## Records for processing
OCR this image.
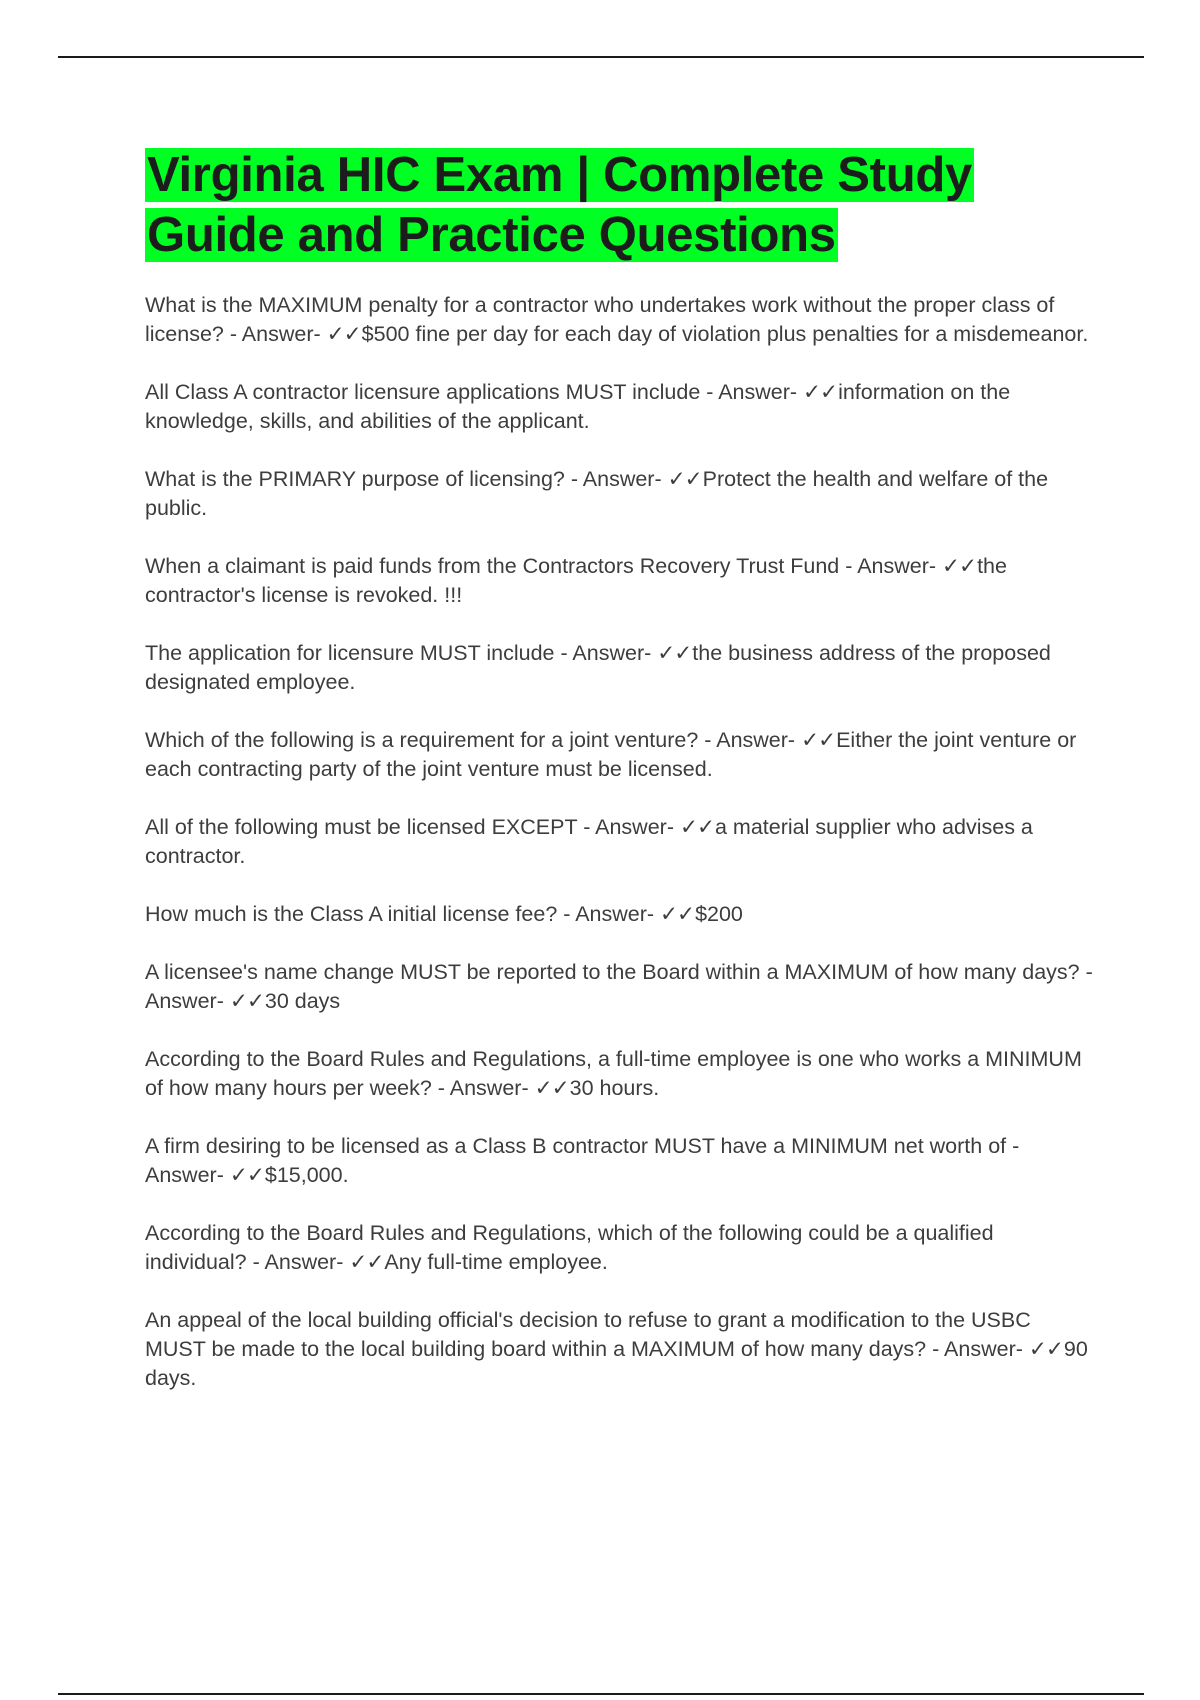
Virginia HIC Exam | Complete Study Guide and Practice Questions
What is the MAXIMUM penalty for a contractor who undertakes work without the proper class of license? - Answer- ✓✓$500 fine per day for each day of violation plus penalties for a misdemeanor.
All Class A contractor licensure applications MUST include - Answer- ✓✓information on the knowledge, skills, and abilities of the applicant.
What is the PRIMARY purpose of licensing? - Answer- ✓✓Protect the health and welfare of the public.
When a claimant is paid funds from the Contractors Recovery Trust Fund - Answer- ✓✓the contractor's license is revoked. !!!
The application for licensure MUST include - Answer- ✓✓the business address of the proposed designated employee.
Which of the following is a requirement for a joint venture? - Answer- ✓✓Either the joint venture or each contracting party of the joint venture must be licensed.
All of the following must be licensed EXCEPT - Answer- ✓✓a material supplier who advises a contractor.
How much is the Class A initial license fee? - Answer- ✓✓$200
A licensee's name change MUST be reported to the Board within a MAXIMUM of how many days? - Answer- ✓✓30 days
According to the Board Rules and Regulations, a full-time employee is one who works a MINIMUM of how many hours per week? - Answer- ✓✓30 hours.
A firm desiring to be licensed as a Class B contractor MUST have a MINIMUM net worth of - Answer- ✓✓$15,000.
According to the Board Rules and Regulations, which of the following could be a qualified individual? - Answer- ✓✓Any full-time employee.
An appeal of the local building official's decision to refuse to grant a modification to the USBC MUST be made to the local building board within a MAXIMUM of how many days? - Answer- ✓✓90 days.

## Short exercise
Restate the listing above word for word, and skip the pictures.

## Response to this exercise
OCR this image.
Virginia HIC Exam | Complete Study Guide and Practice Questions
What is the MAXIMUM penalty for a contractor who undertakes work without the proper class of license? - Answer- ✓✓$500 fine per day for each day of violation plus penalties for a misdemeanor.
All Class A contractor licensure applications MUST include - Answer- ✓✓information on the knowledge, skills, and abilities of the applicant.
What is the PRIMARY purpose of licensing? - Answer- ✓✓Protect the health and welfare of the public.
When a claimant is paid funds from the Contractors Recovery Trust Fund - Answer- ✓✓the contractor's license is revoked. !!!
The application for licensure MUST include - Answer- ✓✓the business address of the proposed designated employee.
Which of the following is a requirement for a joint venture? - Answer- ✓✓Either the joint venture or each contracting party of the joint venture must be licensed.
All of the following must be licensed EXCEPT - Answer- ✓✓a material supplier who advises a contractor.
How much is the Class A initial license fee? - Answer- ✓✓$200
A licensee's name change MUST be reported to the Board within a MAXIMUM of how many days? - Answer- ✓✓30 days
According to the Board Rules and Regulations, a full-time employee is one who works a MINIMUM of how many hours per week? - Answer- ✓✓30 hours.
A firm desiring to be licensed as a Class B contractor MUST have a MINIMUM net worth of - Answer- ✓✓$15,000.
According to the Board Rules and Regulations, which of the following could be a qualified individual? - Answer- ✓✓Any full-time employee.
An appeal of the local building official's decision to refuse to grant a modification to the USBC MUST be made to the local building board within a MAXIMUM of how many days? - Answer- ✓✓90 days.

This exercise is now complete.